● Given exercise:
Go through the listing below and list every line with "Hearing".

● Extracted material:
=-=-=-=-=
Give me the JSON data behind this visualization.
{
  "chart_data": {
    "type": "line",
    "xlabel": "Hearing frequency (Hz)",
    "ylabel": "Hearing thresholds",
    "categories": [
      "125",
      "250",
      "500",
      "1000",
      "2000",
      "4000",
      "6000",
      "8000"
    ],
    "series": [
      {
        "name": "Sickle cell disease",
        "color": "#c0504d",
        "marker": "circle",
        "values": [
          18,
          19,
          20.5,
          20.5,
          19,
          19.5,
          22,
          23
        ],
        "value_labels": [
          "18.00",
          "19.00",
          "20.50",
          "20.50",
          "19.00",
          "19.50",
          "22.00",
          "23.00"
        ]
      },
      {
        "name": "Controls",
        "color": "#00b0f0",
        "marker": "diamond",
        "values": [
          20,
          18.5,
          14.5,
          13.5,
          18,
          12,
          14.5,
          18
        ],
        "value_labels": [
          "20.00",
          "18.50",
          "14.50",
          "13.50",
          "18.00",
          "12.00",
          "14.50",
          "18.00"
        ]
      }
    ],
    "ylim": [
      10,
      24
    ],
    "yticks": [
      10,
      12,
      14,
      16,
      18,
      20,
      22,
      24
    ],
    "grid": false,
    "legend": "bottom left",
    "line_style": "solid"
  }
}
=-=-=-=-=
● Task response:
    "xlabel": "Hearing frequency (Hz)",
    "ylabel": "Hearing thresholds",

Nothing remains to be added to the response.